Instructions to follow:
Each record needs to be echoed exactly; can you do that?

A block of data:
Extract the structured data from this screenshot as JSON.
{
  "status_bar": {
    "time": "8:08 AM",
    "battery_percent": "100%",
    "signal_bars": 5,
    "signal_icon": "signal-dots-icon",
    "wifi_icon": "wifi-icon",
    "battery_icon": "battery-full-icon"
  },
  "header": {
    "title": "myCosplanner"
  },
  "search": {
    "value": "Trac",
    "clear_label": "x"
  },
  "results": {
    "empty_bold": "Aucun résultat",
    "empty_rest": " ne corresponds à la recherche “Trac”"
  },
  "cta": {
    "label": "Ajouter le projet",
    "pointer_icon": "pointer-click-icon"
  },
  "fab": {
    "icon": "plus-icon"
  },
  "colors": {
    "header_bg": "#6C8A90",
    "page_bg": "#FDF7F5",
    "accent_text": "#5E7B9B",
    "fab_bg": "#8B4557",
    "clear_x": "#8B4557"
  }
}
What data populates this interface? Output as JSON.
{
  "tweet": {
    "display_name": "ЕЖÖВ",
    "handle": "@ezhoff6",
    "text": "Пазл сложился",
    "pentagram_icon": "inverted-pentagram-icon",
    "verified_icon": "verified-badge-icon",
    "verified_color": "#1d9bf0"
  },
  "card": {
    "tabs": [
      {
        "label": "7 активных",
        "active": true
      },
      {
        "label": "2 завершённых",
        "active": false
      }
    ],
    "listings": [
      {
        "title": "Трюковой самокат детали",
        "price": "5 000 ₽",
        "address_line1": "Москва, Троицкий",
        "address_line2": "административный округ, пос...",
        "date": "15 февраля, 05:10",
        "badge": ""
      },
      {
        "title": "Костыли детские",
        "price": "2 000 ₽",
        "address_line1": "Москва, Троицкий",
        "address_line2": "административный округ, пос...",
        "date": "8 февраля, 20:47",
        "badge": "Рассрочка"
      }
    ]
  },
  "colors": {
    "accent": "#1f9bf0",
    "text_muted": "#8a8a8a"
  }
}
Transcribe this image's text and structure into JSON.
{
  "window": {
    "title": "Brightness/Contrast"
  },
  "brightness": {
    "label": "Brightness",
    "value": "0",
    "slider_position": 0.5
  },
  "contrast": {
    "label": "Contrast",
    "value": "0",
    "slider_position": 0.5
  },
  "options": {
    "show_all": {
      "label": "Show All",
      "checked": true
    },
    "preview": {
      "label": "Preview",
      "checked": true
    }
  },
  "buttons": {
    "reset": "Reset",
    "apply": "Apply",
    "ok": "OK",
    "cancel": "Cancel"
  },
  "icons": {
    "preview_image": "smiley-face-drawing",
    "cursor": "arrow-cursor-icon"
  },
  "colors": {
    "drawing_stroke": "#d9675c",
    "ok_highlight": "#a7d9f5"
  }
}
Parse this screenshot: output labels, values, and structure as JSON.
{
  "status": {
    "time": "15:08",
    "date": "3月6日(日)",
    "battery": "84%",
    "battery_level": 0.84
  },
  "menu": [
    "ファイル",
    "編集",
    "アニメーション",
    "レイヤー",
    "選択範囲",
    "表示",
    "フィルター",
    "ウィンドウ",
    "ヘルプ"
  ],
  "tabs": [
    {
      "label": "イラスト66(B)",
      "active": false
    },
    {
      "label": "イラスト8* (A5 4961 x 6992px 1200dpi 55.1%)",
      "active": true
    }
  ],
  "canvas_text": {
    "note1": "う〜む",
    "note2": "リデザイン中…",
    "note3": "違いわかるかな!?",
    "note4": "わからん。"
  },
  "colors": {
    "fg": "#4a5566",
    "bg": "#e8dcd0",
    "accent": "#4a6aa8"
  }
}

Exercise output:
Extract the structured data from this screenshot as JSON.
{
  "status_bar": {
    "time": "8:08 AM",
    "battery_percent": "100%",
    "signal_bars": 5,
    "signal_icon": "signal-dots-icon",
    "wifi_icon": "wifi-icon",
    "battery_icon": "battery-full-icon"
  },
  "header": {
    "title": "myCosplanner"
  },
  "search": {
    "value": "Trac",
    "clear_label": "x"
  },
  "results": {
    "empty_bold": "Aucun résultat",
    "empty_rest": " ne corresponds à la recherche “Trac”"
  },
  "cta": {
    "label": "Ajouter le projet",
    "pointer_icon": "pointer-click-icon"
  },
  "fab": {
    "icon": "plus-icon"
  },
  "colors": {
    "header_bg": "#6C8A90",
    "page_bg": "#FDF7F5",
    "accent_text": "#5E7B9B",
    "fab_bg": "#8B4557",
    "clear_x": "#8B4557"
  }
}
What data populates this interface? Output as JSON.
{
  "tweet": {
    "display_name": "ЕЖÖВ",
    "handle": "@ezhoff6",
    "text": "Пазл сложился",
    "pentagram_icon": "inverted-pentagram-icon",
    "verified_icon": "verified-badge-icon",
    "verified_color": "#1d9bf0"
  },
  "card": {
    "tabs": [
      {
        "label": "7 активных",
        "active": true
      },
      {
        "label": "2 завершённых",
        "active": false
      }
    ],
    "listings": [
      {
        "title": "Трюковой самокат детали",
        "price": "5 000 ₽",
        "address_line1": "Москва, Троицкий",
        "address_line2": "административный округ, пос...",
        "date": "15 февраля, 05:10",
        "badge": ""
      },
      {
        "title": "Костыли детские",
        "price": "2 000 ₽",
        "address_line1": "Москва, Троицкий",
        "address_line2": "административный округ, пос...",
        "date": "8 февраля, 20:47",
        "badge": "Рассрочка"
      }
    ]
  },
  "colors": {
    "accent": "#1f9bf0",
    "text_muted": "#8a8a8a"
  }
}
Transcribe this image's text and structure into JSON.
{
  "window": {
    "title": "Brightness/Contrast"
  },
  "brightness": {
    "label": "Brightness",
    "value": "0",
    "slider_position": 0.5
  },
  "contrast": {
    "label": "Contrast",
    "value": "0",
    "slider_position": 0.5
  },
  "options": {
    "show_all": {
      "label": "Show All",
      "checked": true
    },
    "preview": {
      "label": "Preview",
      "checked": true
    }
  },
  "buttons": {
    "reset": "Reset",
    "apply": "Apply",
    "ok": "OK",
    "cancel": "Cancel"
  },
  "icons": {
    "preview_image": "smiley-face-drawing",
    "cursor": "arrow-cursor-icon"
  },
  "colors": {
    "drawing_stroke": "#d9675c",
    "ok_highlight": "#a7d9f5"
  }
}
Parse this screenshot: output labels, values, and structure as JSON.
{
  "status": {
    "time": "15:08",
    "date": "3月6日(日)",
    "battery": "84%",
    "battery_level": 0.84
  },
  "menu": [
    "ファイル",
    "編集",
    "アニメーション",
    "レイヤー",
    "選択範囲",
    "表示",
    "フィルター",
    "ウィンドウ",
    "ヘルプ"
  ],
  "tabs": [
    {
      "label": "イラスト66(B)",
      "active": false
    },
    {
      "label": "イラスト8* (A5 4961 x 6992px 1200dpi 55.1%)",
      "active": true
    }
  ],
  "canvas_text": {
    "note1": "う〜む",
    "note2": "リデザイン中…",
    "note3": "違いわかるかな!?",
    "note4": "わからん。"
  },
  "colors": {
    "fg": "#4a5566",
    "bg": "#e8dcd0",
    "accent": "#4a6aa8"
  }
}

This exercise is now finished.